Diese Einschätzung teilt Kai Stührenberg. „Für die Monate März bis Mai 2020 ist im Vergleich zum Vorjahr ein signifikanter Rückgang von An-, Ab- und Ummeldungen festzustellen“, sagt der Sprecher des Wirtschaftsressorts von Kristina Vogt (Linke). Allerdings liege eine deutliche Wechselwirkung der Entwicklungen aller drei Kategorien vor. „Entsprechend ist davon auszugehen, dass der Rückgang nicht alleine auf wirtschaftliche Entwicklungen, sondern auch auf das verzögerte Meldeverhalten und die Vermeidung persönlicher Vorsprachen zurückzuführen ist.“ Diese seien in den Monaten nicht möglich gewesen. Die Gewerbetreibenden hätten die Anmeldung schriftlich oder online ausgeführt.
Insgesamt gab es in Deutschland Einbußen: Das Statistische Bundesamt verzeichnete mit 58.000 Betrieben im ersten Halbjahr 9,4 Prozent weniger Gründungen, deren Rechtsform und Mitarbeiterzahl auf eine größere wirtschaftliche Bedeutung hindeuten. Stärker war der Rückgang bei den Kleinunternehmen. Hier gab es ein Fünftel weniger Gründungen als 2019. „Wir erwarten, dass das Gründungsgeschehen zurückgehen wird, weil Selbstständige allein gelassen wurden“, kommentiert Maximilian Hilgarth, Geschäftsführer des Verbands der Gründer und Selbstständigen Deutschland, die Entwicklung mit Blick auf die Unterstützung in Zeiten der Pandemie. „Es werden zwar Hilfen ins Schaufenster gestellt, doch sie kommen bei den Selbstständigen nicht an„, sagt Hilgarth. Es gehe vor allem um die Lebenshaltungskosten der Unternehmer. “Und da gehen sie leer aus.“
Bundesweite und branchenübergreifende Hilfe
Hilfe sei teils zwar in den Bundesländern verankert, sagt Hilgarth und verweist auf Bremens Ansinnen, die Veranstaltungsbranche zu unterstützen. Von solchen Lösungen profitierten aber eben nicht alle. „Wichtig ist, dass kein Flickenteppich entsteht. Es muss bundesweite und branchenübergreifende Hilfe geben – wie beim Instrument Kurzarbeit“, findet der Geschäftsführer des Verbands. Die Selbstständigen müssten jetzt von ihren Ersparnissen leben und damit von den Rücklagen fürs Alter.

[Aufgabenstellung]: Schreiben Sie den Lesetext über den Rückgang der Gewerbemeldungen und Gründungen vollständig und unverändert ab.

[Bereitgestellte Einträge]:

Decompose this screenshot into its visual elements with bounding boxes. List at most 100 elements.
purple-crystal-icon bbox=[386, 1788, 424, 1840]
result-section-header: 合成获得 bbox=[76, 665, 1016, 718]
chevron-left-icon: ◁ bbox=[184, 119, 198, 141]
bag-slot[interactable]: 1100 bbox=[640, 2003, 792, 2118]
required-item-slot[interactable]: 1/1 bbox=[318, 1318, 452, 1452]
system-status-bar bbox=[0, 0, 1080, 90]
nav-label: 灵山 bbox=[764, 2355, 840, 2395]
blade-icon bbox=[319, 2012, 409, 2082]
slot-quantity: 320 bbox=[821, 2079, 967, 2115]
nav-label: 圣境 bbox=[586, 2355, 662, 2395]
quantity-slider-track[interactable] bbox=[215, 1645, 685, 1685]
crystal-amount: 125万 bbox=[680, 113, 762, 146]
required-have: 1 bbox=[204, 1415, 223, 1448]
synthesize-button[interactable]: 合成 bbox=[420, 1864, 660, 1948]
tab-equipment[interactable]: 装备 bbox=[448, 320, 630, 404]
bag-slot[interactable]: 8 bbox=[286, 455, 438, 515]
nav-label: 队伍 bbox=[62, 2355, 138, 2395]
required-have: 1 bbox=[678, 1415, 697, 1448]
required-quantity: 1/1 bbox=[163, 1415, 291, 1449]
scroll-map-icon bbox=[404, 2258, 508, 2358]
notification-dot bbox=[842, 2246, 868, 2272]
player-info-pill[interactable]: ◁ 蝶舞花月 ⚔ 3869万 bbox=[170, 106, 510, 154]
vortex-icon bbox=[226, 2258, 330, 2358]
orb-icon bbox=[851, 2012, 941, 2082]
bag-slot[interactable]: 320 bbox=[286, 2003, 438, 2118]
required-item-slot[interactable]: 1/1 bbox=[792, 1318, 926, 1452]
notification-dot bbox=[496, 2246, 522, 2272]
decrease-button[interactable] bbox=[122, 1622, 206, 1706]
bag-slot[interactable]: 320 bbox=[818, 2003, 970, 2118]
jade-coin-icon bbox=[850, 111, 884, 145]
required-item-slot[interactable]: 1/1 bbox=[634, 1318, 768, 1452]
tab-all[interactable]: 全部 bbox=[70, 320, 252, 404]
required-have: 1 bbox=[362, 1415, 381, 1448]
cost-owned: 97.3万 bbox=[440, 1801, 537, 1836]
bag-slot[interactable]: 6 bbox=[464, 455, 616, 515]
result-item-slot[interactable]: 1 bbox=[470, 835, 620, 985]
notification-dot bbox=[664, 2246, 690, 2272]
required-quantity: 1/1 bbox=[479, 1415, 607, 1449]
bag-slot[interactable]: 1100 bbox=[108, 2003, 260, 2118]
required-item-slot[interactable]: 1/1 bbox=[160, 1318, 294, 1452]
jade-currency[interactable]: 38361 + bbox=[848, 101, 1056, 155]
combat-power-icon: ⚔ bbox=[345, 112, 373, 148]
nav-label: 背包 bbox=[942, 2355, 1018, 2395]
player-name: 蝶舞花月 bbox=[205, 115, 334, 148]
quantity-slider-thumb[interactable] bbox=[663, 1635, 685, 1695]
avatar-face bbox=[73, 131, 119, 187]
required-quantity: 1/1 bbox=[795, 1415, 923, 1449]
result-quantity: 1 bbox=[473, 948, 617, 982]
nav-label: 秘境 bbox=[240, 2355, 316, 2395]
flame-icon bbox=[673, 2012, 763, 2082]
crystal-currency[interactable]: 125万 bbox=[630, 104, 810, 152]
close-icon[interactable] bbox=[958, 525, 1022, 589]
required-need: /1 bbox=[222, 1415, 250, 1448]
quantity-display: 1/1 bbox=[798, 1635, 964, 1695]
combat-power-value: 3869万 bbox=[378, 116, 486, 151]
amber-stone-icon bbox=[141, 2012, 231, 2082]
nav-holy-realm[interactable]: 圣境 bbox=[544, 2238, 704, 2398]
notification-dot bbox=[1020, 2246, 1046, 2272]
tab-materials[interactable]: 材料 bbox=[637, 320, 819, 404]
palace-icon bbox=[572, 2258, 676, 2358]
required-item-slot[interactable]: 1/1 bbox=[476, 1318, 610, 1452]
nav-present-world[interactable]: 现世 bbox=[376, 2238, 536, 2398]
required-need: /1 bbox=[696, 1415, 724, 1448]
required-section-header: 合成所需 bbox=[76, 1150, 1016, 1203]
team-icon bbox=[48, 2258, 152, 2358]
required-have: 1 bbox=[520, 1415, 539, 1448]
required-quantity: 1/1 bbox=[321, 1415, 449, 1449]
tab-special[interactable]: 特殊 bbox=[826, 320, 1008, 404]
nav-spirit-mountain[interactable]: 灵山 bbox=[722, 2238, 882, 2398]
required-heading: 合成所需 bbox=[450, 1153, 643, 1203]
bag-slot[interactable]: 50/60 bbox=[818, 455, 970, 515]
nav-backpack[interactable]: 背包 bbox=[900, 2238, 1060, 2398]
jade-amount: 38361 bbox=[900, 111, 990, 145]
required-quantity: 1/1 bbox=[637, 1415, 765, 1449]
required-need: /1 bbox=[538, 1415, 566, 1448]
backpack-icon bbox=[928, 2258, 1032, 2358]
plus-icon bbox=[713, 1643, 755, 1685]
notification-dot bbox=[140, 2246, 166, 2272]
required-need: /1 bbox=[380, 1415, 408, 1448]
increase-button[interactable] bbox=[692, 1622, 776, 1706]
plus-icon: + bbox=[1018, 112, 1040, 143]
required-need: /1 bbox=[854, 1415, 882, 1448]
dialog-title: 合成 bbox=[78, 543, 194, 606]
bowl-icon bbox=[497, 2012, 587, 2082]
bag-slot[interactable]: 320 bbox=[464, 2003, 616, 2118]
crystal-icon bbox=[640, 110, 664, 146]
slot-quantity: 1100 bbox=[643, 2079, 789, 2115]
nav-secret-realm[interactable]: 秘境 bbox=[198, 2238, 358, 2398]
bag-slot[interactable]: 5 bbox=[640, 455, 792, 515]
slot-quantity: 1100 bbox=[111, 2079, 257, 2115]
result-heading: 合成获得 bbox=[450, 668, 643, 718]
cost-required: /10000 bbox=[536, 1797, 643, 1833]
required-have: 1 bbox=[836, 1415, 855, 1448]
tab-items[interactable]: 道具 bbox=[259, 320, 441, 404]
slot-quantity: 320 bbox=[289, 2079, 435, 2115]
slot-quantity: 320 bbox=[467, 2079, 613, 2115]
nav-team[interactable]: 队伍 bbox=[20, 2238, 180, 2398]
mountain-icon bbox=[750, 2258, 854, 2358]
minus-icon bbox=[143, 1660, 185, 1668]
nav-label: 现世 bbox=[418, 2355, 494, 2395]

[Lösung]:
Diese Einschätzung teilt Kai Stührenberg. „Für die Monate März bis Mai 2020 ist im Vergleich zum Vorjahr ein signifikanter Rückgang von An-, Ab- und Ummeldungen festzustellen“, sagt der Sprecher des Wirtschaftsressorts von Kristina Vogt (Linke). Allerdings liege eine deutliche Wechselwirkung der Entwicklungen aller drei Kategorien vor. „Entsprechend ist davon auszugehen, dass der Rückgang nicht alleine auf wirtschaftliche Entwicklungen, sondern auch auf das verzögerte Meldeverhalten und die Vermeidung persönlicher Vorsprachen zurückzuführen ist.“ Diese seien in den Monaten nicht möglich gewesen. Die Gewerbetreibenden hätten die Anmeldung schriftlich oder online ausgeführt.
Insgesamt gab es in Deutschland Einbußen: Das Statistische Bundesamt verzeichnete mit 58.000 Betrieben im ersten Halbjahr 9,4 Prozent weniger Gründungen, deren Rechtsform und Mitarbeiterzahl auf eine größere wirtschaftliche Bedeutung hindeuten. Stärker war der Rückgang bei den Kleinunternehmen. Hier gab es ein Fünftel weniger Gründungen als 2019. „Wir erwarten, dass das Gründungsgeschehen zurückgehen wird, weil Selbstständige allein gelassen wurden“, kommentiert Maximilian Hilgarth, Geschäftsführer des Verbands der Gründer und Selbstständigen Deutschland, die Entwicklung mit Blick auf die Unterstützung in Zeiten der Pandemie. „Es werden zwar Hilfen ins Schaufenster gestellt, doch sie kommen bei den Selbstständigen nicht an„, sagt Hilgarth. Es gehe vor allem um die Lebenshaltungskosten der Unternehmer. “Und da gehen sie leer aus.“
Bundesweite und branchenübergreifende Hilfe
Hilfe sei teils zwar in den Bundesländern verankert, sagt Hilgarth und verweist auf Bremens Ansinnen, die Veranstaltungsbranche zu unterstützen. Von solchen Lösungen profitierten aber eben nicht alle. „Wichtig ist, dass kein Flickenteppich entsteht. Es muss bundesweite und branchenübergreifende Hilfe geben – wie beim Instrument Kurzarbeit“, findet der Geschäftsführer des Verbands. Die Selbstständigen müssten jetzt von ihren Ersparnissen leben und damit von den Rücklagen fürs Alter.